* [Provided material]
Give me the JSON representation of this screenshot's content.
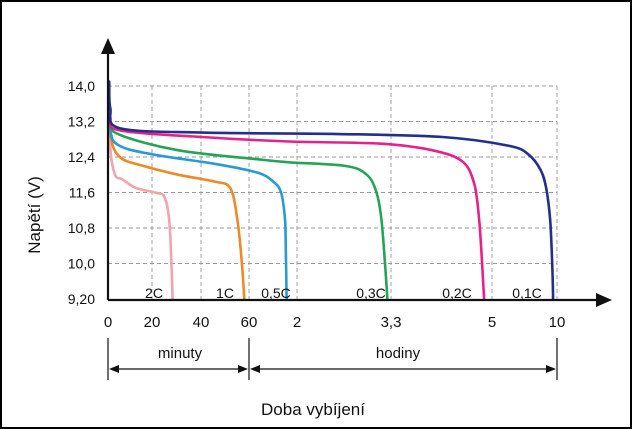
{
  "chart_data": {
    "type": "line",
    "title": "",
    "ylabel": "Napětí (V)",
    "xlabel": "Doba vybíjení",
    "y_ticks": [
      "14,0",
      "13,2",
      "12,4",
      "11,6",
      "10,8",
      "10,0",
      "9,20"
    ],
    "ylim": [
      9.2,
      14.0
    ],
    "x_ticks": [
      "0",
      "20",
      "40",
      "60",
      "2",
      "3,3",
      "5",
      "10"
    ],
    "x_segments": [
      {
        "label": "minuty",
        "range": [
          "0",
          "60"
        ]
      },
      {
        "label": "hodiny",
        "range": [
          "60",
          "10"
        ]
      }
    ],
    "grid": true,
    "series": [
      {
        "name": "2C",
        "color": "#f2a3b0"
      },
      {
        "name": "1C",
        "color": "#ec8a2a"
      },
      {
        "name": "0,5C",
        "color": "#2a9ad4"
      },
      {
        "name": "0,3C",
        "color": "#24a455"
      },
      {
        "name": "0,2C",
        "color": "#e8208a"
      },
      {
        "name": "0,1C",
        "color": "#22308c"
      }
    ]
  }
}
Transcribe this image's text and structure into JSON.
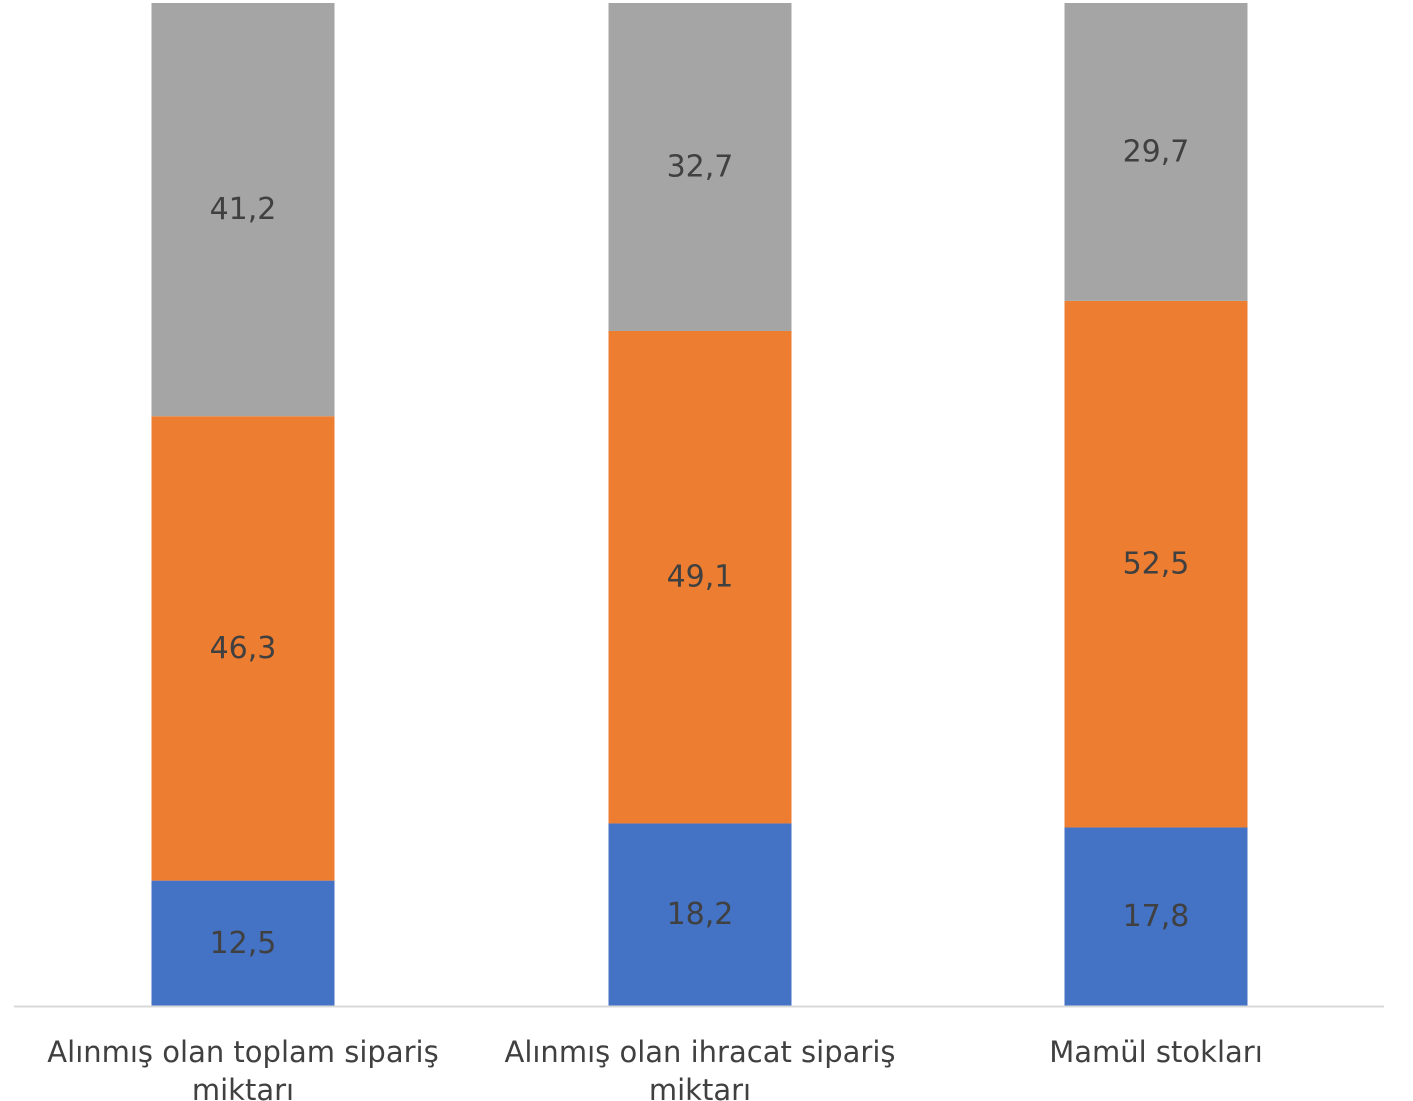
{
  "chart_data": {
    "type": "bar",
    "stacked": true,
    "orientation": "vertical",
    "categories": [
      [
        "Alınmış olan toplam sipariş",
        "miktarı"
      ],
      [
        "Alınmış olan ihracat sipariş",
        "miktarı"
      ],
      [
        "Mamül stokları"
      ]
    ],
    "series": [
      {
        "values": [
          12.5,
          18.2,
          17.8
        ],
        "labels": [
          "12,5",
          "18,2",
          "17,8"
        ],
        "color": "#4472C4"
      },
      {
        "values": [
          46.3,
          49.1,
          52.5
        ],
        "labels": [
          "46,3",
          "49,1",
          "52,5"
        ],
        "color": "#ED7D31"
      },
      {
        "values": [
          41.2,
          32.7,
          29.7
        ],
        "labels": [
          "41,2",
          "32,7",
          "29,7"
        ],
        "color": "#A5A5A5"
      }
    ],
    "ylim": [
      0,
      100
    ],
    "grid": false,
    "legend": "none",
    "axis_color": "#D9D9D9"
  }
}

==

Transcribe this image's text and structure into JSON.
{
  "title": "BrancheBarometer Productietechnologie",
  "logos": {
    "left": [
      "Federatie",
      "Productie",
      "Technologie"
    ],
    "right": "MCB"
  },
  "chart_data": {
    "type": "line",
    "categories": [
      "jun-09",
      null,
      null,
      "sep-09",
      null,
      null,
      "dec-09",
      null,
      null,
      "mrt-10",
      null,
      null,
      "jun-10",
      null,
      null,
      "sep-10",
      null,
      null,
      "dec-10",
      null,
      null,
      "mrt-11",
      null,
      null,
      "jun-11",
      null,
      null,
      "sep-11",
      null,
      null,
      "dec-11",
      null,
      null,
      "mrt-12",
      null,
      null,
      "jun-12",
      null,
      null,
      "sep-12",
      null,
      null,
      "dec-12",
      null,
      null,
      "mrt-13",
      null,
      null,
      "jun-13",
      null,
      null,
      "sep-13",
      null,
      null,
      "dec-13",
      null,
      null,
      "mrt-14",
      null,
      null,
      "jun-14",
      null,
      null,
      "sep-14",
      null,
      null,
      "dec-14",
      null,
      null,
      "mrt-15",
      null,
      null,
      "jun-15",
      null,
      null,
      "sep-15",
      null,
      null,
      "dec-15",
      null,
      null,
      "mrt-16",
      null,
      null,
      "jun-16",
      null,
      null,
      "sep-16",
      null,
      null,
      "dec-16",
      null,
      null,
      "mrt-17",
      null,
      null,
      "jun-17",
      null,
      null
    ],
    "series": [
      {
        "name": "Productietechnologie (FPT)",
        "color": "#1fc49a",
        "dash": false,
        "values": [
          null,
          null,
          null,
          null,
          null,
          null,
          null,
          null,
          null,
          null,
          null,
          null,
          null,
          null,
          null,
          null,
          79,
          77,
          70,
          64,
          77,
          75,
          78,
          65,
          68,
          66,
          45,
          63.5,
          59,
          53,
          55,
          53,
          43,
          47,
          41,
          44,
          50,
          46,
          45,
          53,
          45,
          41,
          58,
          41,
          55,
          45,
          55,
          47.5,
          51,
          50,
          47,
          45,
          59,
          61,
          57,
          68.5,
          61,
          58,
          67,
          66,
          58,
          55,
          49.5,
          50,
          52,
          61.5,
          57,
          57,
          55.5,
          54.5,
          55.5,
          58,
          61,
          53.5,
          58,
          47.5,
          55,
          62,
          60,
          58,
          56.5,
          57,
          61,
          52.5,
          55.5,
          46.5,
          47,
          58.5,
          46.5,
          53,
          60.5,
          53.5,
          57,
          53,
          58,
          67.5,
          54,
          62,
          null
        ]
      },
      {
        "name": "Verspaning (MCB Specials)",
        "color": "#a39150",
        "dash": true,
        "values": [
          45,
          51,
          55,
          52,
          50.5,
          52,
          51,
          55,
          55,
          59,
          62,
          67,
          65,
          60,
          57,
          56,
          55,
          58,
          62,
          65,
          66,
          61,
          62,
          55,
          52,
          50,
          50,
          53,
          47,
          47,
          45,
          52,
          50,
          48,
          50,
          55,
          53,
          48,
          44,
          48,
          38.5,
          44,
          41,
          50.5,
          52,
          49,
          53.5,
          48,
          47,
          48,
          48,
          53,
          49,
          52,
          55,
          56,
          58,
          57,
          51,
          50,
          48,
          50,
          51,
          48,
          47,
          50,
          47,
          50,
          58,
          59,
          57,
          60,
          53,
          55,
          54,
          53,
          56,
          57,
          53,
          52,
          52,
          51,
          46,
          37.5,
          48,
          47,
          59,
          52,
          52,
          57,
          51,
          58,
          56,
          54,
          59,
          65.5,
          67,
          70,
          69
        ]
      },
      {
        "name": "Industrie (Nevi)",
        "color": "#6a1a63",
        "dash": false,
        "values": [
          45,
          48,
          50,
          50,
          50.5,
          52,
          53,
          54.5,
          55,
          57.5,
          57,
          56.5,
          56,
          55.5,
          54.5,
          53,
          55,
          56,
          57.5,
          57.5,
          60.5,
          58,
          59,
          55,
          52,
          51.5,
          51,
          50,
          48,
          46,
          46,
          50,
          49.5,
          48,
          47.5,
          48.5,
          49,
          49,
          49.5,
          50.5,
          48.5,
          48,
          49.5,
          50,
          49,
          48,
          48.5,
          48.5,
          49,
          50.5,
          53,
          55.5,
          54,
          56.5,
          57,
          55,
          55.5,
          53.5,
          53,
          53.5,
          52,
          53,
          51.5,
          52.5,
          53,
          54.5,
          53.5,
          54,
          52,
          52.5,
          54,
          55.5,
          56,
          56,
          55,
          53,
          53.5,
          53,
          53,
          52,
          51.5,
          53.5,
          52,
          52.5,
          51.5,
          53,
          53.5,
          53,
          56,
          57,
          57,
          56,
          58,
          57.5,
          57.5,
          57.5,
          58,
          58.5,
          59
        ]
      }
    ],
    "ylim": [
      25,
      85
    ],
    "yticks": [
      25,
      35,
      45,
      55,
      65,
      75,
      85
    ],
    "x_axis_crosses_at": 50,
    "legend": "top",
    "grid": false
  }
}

* * *

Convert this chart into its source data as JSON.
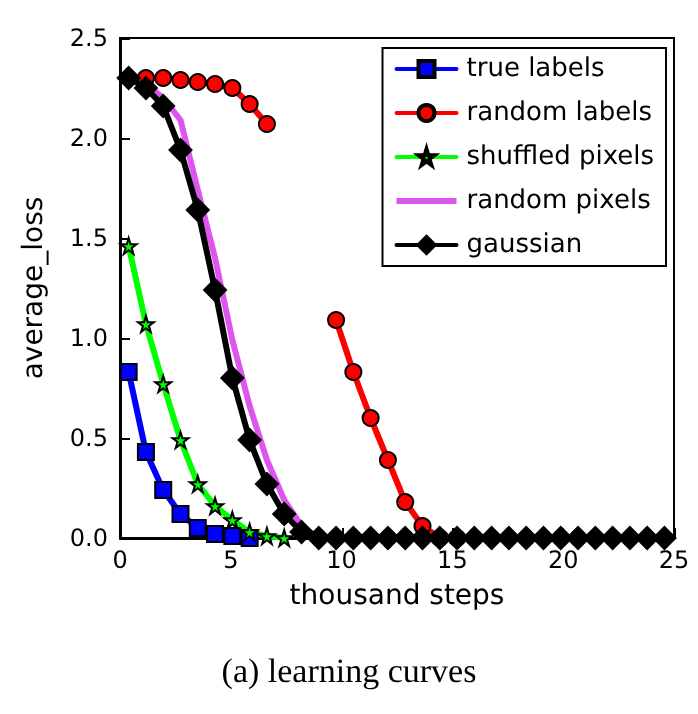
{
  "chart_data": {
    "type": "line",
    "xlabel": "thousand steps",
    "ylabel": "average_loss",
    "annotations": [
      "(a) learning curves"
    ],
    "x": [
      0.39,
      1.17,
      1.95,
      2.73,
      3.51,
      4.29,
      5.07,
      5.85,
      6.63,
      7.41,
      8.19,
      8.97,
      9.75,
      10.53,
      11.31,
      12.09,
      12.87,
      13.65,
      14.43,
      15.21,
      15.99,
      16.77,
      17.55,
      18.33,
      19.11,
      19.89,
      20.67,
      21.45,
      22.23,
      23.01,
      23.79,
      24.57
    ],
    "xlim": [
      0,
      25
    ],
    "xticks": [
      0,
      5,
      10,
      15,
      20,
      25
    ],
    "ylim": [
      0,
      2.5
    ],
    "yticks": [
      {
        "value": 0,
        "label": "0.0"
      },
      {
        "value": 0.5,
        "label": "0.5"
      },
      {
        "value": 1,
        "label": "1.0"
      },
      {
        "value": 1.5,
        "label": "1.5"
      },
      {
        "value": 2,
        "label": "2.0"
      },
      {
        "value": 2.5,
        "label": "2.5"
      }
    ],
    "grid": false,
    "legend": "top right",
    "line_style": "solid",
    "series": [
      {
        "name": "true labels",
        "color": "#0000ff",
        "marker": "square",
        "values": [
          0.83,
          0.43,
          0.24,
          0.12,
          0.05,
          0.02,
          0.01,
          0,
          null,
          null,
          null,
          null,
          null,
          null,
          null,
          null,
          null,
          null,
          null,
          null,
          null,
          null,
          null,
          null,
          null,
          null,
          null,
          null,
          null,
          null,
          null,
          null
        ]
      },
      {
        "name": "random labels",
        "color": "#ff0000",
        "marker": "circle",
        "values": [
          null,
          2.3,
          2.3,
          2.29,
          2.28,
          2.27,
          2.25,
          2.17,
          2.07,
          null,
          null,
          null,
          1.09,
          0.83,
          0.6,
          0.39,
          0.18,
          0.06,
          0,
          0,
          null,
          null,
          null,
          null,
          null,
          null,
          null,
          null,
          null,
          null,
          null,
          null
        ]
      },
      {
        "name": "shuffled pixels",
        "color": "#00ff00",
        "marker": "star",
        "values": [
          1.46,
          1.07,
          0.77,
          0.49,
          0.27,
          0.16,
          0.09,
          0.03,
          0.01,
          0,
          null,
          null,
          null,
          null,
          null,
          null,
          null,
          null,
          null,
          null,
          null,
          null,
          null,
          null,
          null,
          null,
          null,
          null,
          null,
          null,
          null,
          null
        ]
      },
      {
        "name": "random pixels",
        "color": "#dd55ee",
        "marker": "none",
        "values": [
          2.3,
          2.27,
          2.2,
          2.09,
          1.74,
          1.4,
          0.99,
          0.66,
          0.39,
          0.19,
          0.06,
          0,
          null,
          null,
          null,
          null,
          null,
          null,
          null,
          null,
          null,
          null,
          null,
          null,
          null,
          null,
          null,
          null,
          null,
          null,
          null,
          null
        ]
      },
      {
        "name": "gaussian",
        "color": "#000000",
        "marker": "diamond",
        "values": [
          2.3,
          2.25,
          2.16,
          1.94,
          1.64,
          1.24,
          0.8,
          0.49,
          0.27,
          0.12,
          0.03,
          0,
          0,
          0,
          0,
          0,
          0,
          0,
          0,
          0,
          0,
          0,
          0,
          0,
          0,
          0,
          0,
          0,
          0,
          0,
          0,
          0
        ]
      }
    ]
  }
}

* [Challenge]
From the records above, pull out every line containing the word "Productietechnologie".

* [Output for this task]
  "title": "BrancheBarometer Productietechnologie",
        "name": "Productietechnologie (FPT)",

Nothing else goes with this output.